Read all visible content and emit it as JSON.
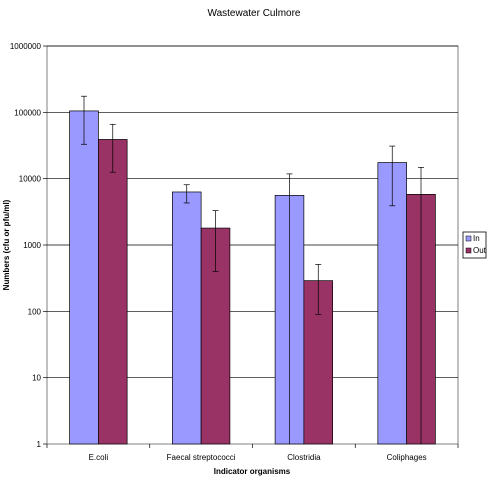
{
  "chart_data": {
    "type": "bar",
    "title": "Wastewater Culmore",
    "xlabel": "Indicator organisms",
    "ylabel": "Numbers (cfu or pfu/ml)",
    "yscale": "log",
    "ylim": [
      1,
      1000000
    ],
    "yticks": [
      "1000000",
      "100000",
      "10000",
      "1000",
      "100",
      "10",
      "1"
    ],
    "categories": [
      "E.coli",
      "Faecal streptococci",
      "Clostridia",
      "Coliphages"
    ],
    "series": [
      {
        "name": "In",
        "color": "#9999ff",
        "values": [
          105000,
          6300,
          5600,
          17500
        ],
        "error_low": [
          33000,
          4300,
          1,
          3900
        ],
        "error_high": [
          175000,
          8100,
          11800,
          31000
        ]
      },
      {
        "name": "Out",
        "color": "#993366",
        "values": [
          39000,
          1800,
          290,
          5800
        ],
        "error_low": [
          12500,
          400,
          90,
          1
        ],
        "error_high": [
          66000,
          3300,
          510,
          14800
        ]
      }
    ],
    "grid": true,
    "legend_position": "right"
  }
}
_ _ _ _ _ _ _
WHAT IS EXPECTED. Return each line from the material above exactly, but not the pictures.

OUTPUT OF THE TASK.
Read all visible content and emit it as JSON.
{
  "chart_data": {
    "type": "bar",
    "title": "Wastewater Culmore",
    "xlabel": "Indicator organisms",
    "ylabel": "Numbers (cfu or pfu/ml)",
    "yscale": "log",
    "ylim": [
      1,
      1000000
    ],
    "yticks": [
      "1000000",
      "100000",
      "10000",
      "1000",
      "100",
      "10",
      "1"
    ],
    "categories": [
      "E.coli",
      "Faecal streptococci",
      "Clostridia",
      "Coliphages"
    ],
    "series": [
      {
        "name": "In",
        "color": "#9999ff",
        "values": [
          105000,
          6300,
          5600,
          17500
        ],
        "error_low": [
          33000,
          4300,
          1,
          3900
        ],
        "error_high": [
          175000,
          8100,
          11800,
          31000
        ]
      },
      {
        "name": "Out",
        "color": "#993366",
        "values": [
          39000,
          1800,
          290,
          5800
        ],
        "error_low": [
          12500,
          400,
          90,
          1
        ],
        "error_high": [
          66000,
          3300,
          510,
          14800
        ]
      }
    ],
    "grid": true,
    "legend_position": "right"
  }
}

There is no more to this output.